MATERIAL PROVIDED =
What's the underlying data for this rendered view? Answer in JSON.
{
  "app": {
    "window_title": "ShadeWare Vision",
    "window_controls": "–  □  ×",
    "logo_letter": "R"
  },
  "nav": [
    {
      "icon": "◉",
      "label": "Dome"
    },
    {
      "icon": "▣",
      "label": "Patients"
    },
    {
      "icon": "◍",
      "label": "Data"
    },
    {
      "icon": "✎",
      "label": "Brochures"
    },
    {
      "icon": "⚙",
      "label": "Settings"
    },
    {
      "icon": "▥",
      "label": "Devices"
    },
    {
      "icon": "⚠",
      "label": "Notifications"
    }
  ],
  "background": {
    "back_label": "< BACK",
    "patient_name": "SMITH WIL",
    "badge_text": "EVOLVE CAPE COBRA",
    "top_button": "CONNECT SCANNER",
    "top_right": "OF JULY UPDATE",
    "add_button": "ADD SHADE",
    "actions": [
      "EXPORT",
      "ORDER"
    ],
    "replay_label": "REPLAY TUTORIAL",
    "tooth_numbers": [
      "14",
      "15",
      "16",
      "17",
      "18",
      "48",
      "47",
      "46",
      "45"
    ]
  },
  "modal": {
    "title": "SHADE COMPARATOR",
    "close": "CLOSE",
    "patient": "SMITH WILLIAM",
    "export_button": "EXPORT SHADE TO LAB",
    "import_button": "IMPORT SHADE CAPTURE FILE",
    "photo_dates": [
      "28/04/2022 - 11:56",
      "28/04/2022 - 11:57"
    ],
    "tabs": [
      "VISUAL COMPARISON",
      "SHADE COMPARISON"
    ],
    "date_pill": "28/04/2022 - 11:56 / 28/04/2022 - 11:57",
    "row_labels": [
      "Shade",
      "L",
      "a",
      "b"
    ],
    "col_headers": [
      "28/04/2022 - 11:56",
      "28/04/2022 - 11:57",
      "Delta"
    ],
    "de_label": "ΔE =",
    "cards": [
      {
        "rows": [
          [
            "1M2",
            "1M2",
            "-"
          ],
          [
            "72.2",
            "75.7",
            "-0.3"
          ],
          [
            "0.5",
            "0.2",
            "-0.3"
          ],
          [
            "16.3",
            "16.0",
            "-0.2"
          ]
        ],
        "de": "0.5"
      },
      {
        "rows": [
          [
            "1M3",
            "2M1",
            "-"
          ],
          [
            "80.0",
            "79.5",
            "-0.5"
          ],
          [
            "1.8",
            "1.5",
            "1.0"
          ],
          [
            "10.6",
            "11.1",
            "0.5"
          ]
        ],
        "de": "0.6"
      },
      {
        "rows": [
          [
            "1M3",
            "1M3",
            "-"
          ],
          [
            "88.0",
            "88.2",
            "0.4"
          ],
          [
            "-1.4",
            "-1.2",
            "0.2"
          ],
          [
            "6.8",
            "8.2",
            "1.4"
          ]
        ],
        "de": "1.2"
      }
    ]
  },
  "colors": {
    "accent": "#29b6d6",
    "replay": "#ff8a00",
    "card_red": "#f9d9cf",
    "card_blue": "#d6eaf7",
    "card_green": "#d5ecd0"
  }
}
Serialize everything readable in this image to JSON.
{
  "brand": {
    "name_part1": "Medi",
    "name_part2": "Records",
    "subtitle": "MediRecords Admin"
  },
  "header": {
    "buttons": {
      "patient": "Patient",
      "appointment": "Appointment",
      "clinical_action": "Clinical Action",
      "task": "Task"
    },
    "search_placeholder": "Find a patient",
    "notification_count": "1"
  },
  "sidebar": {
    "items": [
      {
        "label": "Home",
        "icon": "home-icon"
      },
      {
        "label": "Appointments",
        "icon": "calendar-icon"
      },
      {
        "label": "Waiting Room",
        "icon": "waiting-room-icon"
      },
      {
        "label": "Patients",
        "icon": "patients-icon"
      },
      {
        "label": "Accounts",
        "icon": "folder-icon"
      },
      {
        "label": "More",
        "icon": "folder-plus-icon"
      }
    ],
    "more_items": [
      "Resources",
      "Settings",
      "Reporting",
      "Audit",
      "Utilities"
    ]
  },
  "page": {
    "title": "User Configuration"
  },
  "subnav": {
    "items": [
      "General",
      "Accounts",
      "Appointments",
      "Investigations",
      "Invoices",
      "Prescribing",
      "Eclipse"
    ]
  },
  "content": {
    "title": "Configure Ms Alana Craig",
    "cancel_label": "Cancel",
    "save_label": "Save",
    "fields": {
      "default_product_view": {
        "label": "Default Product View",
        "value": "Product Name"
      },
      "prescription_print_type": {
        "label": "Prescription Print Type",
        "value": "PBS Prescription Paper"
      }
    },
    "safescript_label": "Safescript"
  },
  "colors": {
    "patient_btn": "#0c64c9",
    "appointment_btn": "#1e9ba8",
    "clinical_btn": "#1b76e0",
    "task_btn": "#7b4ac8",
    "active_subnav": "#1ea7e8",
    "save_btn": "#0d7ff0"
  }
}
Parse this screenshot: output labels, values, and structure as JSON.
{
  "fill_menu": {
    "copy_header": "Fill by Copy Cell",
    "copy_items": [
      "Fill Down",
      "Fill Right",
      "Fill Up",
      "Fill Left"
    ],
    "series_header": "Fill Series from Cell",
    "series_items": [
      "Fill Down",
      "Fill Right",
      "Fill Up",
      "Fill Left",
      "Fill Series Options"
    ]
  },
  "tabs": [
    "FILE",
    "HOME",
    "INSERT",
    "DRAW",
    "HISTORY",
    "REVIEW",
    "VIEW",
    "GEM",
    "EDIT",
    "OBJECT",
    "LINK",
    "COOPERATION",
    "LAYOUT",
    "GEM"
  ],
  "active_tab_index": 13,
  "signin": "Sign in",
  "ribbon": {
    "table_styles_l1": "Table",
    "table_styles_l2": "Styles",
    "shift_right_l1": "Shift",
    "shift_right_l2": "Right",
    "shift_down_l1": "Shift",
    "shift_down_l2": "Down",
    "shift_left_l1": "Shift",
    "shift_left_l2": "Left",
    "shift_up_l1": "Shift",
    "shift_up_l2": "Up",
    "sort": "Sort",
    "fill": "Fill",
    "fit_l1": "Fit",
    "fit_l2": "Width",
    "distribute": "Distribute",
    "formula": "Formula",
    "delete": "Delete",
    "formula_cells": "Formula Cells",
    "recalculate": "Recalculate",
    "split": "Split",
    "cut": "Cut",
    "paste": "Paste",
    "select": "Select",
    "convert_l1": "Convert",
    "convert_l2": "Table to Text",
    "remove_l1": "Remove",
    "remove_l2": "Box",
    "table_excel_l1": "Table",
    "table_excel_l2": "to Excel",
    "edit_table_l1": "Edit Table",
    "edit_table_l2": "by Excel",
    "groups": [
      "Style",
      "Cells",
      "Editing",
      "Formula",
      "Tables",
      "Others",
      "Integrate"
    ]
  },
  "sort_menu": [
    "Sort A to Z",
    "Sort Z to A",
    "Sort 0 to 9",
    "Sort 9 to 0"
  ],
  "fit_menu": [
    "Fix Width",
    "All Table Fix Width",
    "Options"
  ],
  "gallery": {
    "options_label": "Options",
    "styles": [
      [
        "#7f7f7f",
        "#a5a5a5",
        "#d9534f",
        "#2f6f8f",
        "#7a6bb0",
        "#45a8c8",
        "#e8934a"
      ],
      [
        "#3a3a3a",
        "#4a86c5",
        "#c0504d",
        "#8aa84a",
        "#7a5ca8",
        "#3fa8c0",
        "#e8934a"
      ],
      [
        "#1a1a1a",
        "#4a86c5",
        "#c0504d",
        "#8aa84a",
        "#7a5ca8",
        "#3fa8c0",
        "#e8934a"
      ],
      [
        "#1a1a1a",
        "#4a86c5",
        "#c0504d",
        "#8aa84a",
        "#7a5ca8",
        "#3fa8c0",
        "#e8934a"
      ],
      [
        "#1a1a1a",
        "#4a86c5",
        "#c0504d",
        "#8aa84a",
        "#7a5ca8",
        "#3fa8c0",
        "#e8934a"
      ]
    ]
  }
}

WORK ITEM = Your answer must be every line from the listing above that holds the string "Width".

COMPLETED TASK =
    "fit_l2": "Width",
    "Fix Width",
    "All Table Fix Width",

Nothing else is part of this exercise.